### YOUR GOAL
Can you quote the records below in full, word for word?

---

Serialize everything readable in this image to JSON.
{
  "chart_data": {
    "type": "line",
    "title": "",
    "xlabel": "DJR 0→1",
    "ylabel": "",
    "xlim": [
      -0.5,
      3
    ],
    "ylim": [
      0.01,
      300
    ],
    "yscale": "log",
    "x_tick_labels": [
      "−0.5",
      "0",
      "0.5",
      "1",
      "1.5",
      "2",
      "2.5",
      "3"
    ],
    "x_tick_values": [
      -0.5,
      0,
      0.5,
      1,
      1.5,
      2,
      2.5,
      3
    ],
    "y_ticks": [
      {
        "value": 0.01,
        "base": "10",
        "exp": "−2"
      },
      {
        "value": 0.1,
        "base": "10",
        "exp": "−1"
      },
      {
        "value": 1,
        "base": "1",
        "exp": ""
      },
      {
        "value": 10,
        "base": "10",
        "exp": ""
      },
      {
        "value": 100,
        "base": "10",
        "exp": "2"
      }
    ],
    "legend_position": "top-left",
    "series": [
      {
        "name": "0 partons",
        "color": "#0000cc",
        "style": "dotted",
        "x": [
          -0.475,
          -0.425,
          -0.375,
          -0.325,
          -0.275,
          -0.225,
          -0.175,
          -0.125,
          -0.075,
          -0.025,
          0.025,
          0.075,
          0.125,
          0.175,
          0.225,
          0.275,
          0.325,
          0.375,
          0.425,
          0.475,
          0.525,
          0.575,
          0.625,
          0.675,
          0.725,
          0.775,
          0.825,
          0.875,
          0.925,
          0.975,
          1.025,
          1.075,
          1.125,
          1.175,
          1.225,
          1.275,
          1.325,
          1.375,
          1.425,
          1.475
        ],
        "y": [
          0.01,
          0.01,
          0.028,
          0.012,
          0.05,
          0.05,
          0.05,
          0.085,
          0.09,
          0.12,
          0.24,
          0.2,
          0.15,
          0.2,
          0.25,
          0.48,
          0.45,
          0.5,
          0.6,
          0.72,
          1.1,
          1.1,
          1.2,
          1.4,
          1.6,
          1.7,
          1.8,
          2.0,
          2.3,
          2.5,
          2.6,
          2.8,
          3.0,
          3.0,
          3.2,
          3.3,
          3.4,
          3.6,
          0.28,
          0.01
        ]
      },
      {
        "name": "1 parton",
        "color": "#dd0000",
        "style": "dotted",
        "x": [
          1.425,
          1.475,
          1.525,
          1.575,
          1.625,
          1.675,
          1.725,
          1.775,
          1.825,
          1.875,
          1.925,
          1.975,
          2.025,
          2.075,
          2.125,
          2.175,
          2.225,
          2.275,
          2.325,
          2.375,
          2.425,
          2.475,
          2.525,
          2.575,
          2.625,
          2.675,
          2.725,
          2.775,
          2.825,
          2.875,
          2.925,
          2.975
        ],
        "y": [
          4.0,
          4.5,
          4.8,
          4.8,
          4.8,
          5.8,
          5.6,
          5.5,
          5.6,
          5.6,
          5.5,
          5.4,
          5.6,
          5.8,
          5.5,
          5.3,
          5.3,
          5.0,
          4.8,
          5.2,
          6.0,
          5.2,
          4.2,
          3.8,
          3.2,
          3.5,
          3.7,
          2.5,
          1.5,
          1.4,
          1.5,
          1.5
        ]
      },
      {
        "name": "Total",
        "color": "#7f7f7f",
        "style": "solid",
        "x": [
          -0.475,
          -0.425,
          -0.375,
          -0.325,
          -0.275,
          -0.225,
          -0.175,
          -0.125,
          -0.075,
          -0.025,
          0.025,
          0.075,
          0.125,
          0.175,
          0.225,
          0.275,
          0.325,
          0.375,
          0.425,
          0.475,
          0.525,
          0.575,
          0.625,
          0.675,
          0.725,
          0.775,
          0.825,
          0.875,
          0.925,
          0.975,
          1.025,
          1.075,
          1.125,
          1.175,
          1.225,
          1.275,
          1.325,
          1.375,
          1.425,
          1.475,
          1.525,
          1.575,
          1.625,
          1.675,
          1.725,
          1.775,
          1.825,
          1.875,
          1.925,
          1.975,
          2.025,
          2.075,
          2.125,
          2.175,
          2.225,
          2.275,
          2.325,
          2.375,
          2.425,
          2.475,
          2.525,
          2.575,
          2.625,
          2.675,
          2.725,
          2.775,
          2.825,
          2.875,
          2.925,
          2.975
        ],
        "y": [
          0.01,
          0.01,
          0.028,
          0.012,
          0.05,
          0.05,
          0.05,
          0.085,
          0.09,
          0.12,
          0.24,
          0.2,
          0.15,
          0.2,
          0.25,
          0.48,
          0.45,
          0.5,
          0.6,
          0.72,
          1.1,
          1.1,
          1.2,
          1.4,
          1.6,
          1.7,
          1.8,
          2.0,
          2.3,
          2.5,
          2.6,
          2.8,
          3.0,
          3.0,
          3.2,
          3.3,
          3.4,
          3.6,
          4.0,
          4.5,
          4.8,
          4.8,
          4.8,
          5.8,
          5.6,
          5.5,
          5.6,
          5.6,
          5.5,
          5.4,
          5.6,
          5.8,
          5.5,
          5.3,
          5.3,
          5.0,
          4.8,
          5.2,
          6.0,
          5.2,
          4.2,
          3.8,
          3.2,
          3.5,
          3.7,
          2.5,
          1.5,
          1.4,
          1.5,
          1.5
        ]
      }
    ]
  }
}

---

### TASK RESPONSE
Serialize everything readable in this image to JSON.
{
  "chart_data": {
    "type": "line",
    "title": "",
    "xlabel": "DJR 0→1",
    "ylabel": "",
    "xlim": [
      -0.5,
      3
    ],
    "ylim": [
      0.01,
      300
    ],
    "yscale": "log",
    "x_tick_labels": [
      "−0.5",
      "0",
      "0.5",
      "1",
      "1.5",
      "2",
      "2.5",
      "3"
    ],
    "x_tick_values": [
      -0.5,
      0,
      0.5,
      1,
      1.5,
      2,
      2.5,
      3
    ],
    "y_ticks": [
      {
        "value": 0.01,
        "base": "10",
        "exp": "−2"
      },
      {
        "value": 0.1,
        "base": "10",
        "exp": "−1"
      },
      {
        "value": 1,
        "base": "1",
        "exp": ""
      },
      {
        "value": 10,
        "base": "10",
        "exp": ""
      },
      {
        "value": 100,
        "base": "10",
        "exp": "2"
      }
    ],
    "legend_position": "top-left",
    "series": [
      {
        "name": "0 partons",
        "color": "#0000cc",
        "style": "dotted",
        "x": [
          -0.475,
          -0.425,
          -0.375,
          -0.325,
          -0.275,
          -0.225,
          -0.175,
          -0.125,
          -0.075,
          -0.025,
          0.025,
          0.075,
          0.125,
          0.175,
          0.225,
          0.275,
          0.325,
          0.375,
          0.425,
          0.475,
          0.525,
          0.575,
          0.625,
          0.675,
          0.725,
          0.775,
          0.825,
          0.875,
          0.925,
          0.975,
          1.025,
          1.075,
          1.125,
          1.175,
          1.225,
          1.275,
          1.325,
          1.375,
          1.425,
          1.475
        ],
        "y": [
          0.01,
          0.01,
          0.028,
          0.012,
          0.05,
          0.05,
          0.05,
          0.085,
          0.09,
          0.12,
          0.24,
          0.2,
          0.15,
          0.2,
          0.25,
          0.48,
          0.45,
          0.5,
          0.6,
          0.72,
          1.1,
          1.1,
          1.2,
          1.4,
          1.6,
          1.7,
          1.8,
          2.0,
          2.3,
          2.5,
          2.6,
          2.8,
          3.0,
          3.0,
          3.2,
          3.3,
          3.4,
          3.6,
          0.28,
          0.01
        ]
      },
      {
        "name": "1 parton",
        "color": "#dd0000",
        "style": "dotted",
        "x": [
          1.425,
          1.475,
          1.525,
          1.575,
          1.625,
          1.675,
          1.725,
          1.775,
          1.825,
          1.875,
          1.925,
          1.975,
          2.025,
          2.075,
          2.125,
          2.175,
          2.225,
          2.275,
          2.325,
          2.375,
          2.425,
          2.475,
          2.525,
          2.575,
          2.625,
          2.675,
          2.725,
          2.775,
          2.825,
          2.875,
          2.925,
          2.975
        ],
        "y": [
          4.0,
          4.5,
          4.8,
          4.8,
          4.8,
          5.8,
          5.6,
          5.5,
          5.6,
          5.6,
          5.5,
          5.4,
          5.6,
          5.8,
          5.5,
          5.3,
          5.3,
          5.0,
          4.8,
          5.2,
          6.0,
          5.2,
          4.2,
          3.8,
          3.2,
          3.5,
          3.7,
          2.5,
          1.5,
          1.4,
          1.5,
          1.5
        ]
      },
      {
        "name": "Total",
        "color": "#7f7f7f",
        "style": "solid",
        "x": [
          -0.475,
          -0.425,
          -0.375,
          -0.325,
          -0.275,
          -0.225,
          -0.175,
          -0.125,
          -0.075,
          -0.025,
          0.025,
          0.075,
          0.125,
          0.175,
          0.225,
          0.275,
          0.325,
          0.375,
          0.425,
          0.475,
          0.525,
          0.575,
          0.625,
          0.675,
          0.725,
          0.775,
          0.825,
          0.875,
          0.925,
          0.975,
          1.025,
          1.075,
          1.125,
          1.175,
          1.225,
          1.275,
          1.325,
          1.375,
          1.425,
          1.475,
          1.525,
          1.575,
          1.625,
          1.675,
          1.725,
          1.775,
          1.825,
          1.875,
          1.925,
          1.975,
          2.025,
          2.075,
          2.125,
          2.175,
          2.225,
          2.275,
          2.325,
          2.375,
          2.425,
          2.475,
          2.525,
          2.575,
          2.625,
          2.675,
          2.725,
          2.775,
          2.825,
          2.875,
          2.925,
          2.975
        ],
        "y": [
          0.01,
          0.01,
          0.028,
          0.012,
          0.05,
          0.05,
          0.05,
          0.085,
          0.09,
          0.12,
          0.24,
          0.2,
          0.15,
          0.2,
          0.25,
          0.48,
          0.45,
          0.5,
          0.6,
          0.72,
          1.1,
          1.1,
          1.2,
          1.4,
          1.6,
          1.7,
          1.8,
          2.0,
          2.3,
          2.5,
          2.6,
          2.8,
          3.0,
          3.0,
          3.2,
          3.3,
          3.4,
          3.6,
          4.0,
          4.5,
          4.8,
          4.8,
          4.8,
          5.8,
          5.6,
          5.5,
          5.6,
          5.6,
          5.5,
          5.4,
          5.6,
          5.8,
          5.5,
          5.3,
          5.3,
          5.0,
          4.8,
          5.2,
          6.0,
          5.2,
          4.2,
          3.8,
          3.2,
          3.5,
          3.7,
          2.5,
          1.5,
          1.4,
          1.5,
          1.5
        ]
      }
    ]
  }
}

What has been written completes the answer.